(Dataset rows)
-- Start --
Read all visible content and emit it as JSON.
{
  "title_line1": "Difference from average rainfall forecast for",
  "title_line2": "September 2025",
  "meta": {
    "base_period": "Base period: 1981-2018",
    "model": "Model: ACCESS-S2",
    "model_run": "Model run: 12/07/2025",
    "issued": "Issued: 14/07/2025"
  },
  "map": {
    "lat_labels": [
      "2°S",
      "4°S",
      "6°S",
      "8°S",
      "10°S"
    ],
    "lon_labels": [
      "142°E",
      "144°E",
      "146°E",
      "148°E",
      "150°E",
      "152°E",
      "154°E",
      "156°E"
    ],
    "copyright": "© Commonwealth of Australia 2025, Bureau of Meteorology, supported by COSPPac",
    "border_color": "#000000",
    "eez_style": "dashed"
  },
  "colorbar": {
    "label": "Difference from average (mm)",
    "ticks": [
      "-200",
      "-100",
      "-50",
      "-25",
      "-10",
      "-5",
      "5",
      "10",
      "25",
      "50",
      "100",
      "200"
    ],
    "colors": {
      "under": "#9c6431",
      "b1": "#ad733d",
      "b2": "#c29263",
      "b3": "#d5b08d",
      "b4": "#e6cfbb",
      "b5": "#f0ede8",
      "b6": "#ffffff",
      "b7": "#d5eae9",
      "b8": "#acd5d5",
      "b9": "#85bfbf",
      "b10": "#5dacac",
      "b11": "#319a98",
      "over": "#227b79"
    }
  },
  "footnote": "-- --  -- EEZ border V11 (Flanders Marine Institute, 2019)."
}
-- End --
-- Start --
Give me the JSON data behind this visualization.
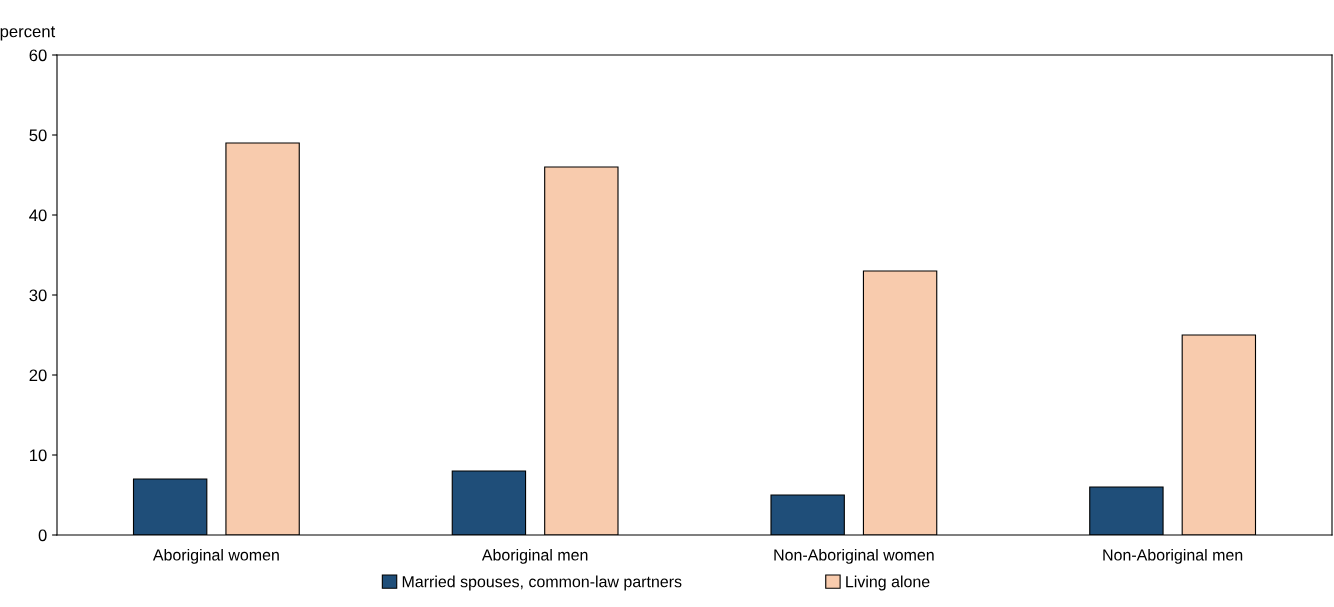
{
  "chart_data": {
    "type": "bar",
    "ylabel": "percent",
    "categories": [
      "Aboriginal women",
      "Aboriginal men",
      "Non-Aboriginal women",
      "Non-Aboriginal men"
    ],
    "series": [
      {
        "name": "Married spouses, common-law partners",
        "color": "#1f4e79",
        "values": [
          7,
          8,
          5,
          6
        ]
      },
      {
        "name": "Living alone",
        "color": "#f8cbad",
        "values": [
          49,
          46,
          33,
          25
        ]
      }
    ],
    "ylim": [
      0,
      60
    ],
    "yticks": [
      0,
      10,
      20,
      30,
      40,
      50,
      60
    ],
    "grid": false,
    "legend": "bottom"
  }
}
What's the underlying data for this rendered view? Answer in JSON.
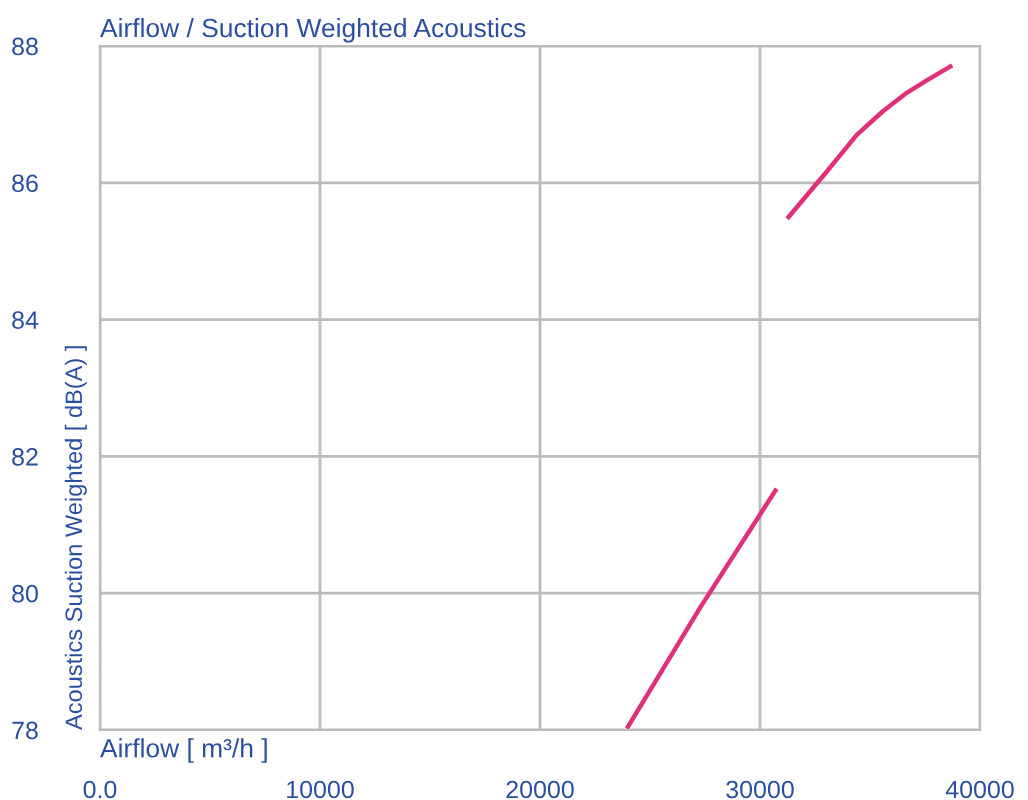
-- End --
- Task directions
Copy exactly the part of the material above that opens with the line containing "Give me the" and closes with the line containing "What's the underlying", ends included. Drop the images.

- Written answer
Give me the JSON data behind this visualization.
{
  "chart_data": {
    "type": "bar",
    "ylabel": "percent",
    "categories": [
      "Aboriginal women",
      "Aboriginal men",
      "Non-Aboriginal women",
      "Non-Aboriginal men"
    ],
    "series": [
      {
        "name": "Married spouses, common-law partners",
        "color": "#1f4e79",
        "values": [
          7,
          8,
          5,
          6
        ]
      },
      {
        "name": "Living alone",
        "color": "#f8cbad",
        "values": [
          49,
          46,
          33,
          25
        ]
      }
    ],
    "ylim": [
      0,
      60
    ],
    "yticks": [
      0,
      10,
      20,
      30,
      40,
      50,
      60
    ],
    "grid": false,
    "legend": "bottom"
  }
}
What's the underlying data for this rendered view? Answer in JSON.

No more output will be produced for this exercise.